Challenge.
Leave out the pictures and transcribe the rest of the records exactly.

──────── Stored rows

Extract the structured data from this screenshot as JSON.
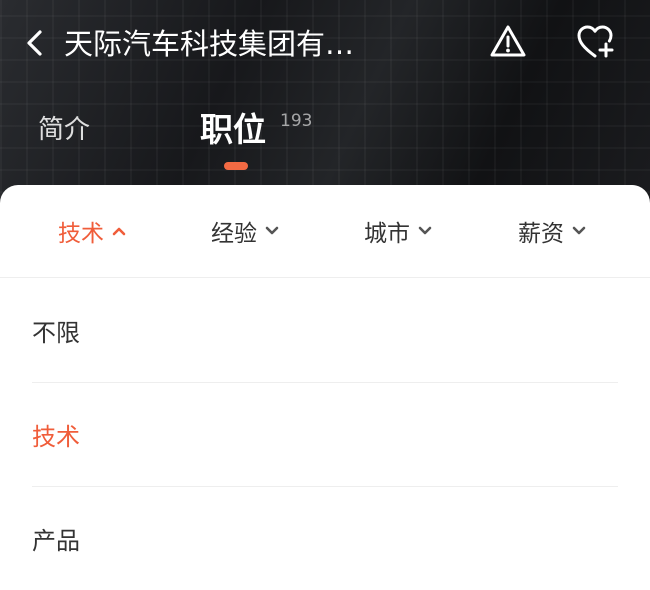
{
  "header": {
    "title": "天际汽车科技集团有…",
    "tabs": [
      {
        "label": "简介"
      },
      {
        "label": "职位",
        "count": "193",
        "active": true
      }
    ]
  },
  "filters": [
    {
      "label": "技术",
      "active": true,
      "icon": "chevron-up-icon"
    },
    {
      "label": "经验",
      "icon": "chevron-down-icon"
    },
    {
      "label": "城市",
      "icon": "chevron-down-icon"
    },
    {
      "label": "薪资",
      "icon": "chevron-down-icon"
    }
  ],
  "options": [
    {
      "label": "不限"
    },
    {
      "label": "技术",
      "selected": true
    },
    {
      "label": "产品"
    }
  ],
  "colors": {
    "accent": "#f05d3a",
    "header_bg": "#1b1c1f",
    "text_primary": "#333333"
  }
}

────────────────

Completed exercise.
Extract the structured data from this screenshot as JSON.
{
  "header": {
    "title": "天际汽车科技集团有…",
    "tabs": [
      {
        "label": "简介"
      },
      {
        "label": "职位",
        "count": "193",
        "active": true
      }
    ]
  },
  "filters": [
    {
      "label": "技术",
      "active": true,
      "icon": "chevron-up-icon"
    },
    {
      "label": "经验",
      "icon": "chevron-down-icon"
    },
    {
      "label": "城市",
      "icon": "chevron-down-icon"
    },
    {
      "label": "薪资",
      "icon": "chevron-down-icon"
    }
  ],
  "options": [
    {
      "label": "不限"
    },
    {
      "label": "技术",
      "selected": true
    },
    {
      "label": "产品"
    }
  ],
  "colors": {
    "accent": "#f05d3a",
    "header_bg": "#1b1c1f",
    "text_primary": "#333333"
  }
}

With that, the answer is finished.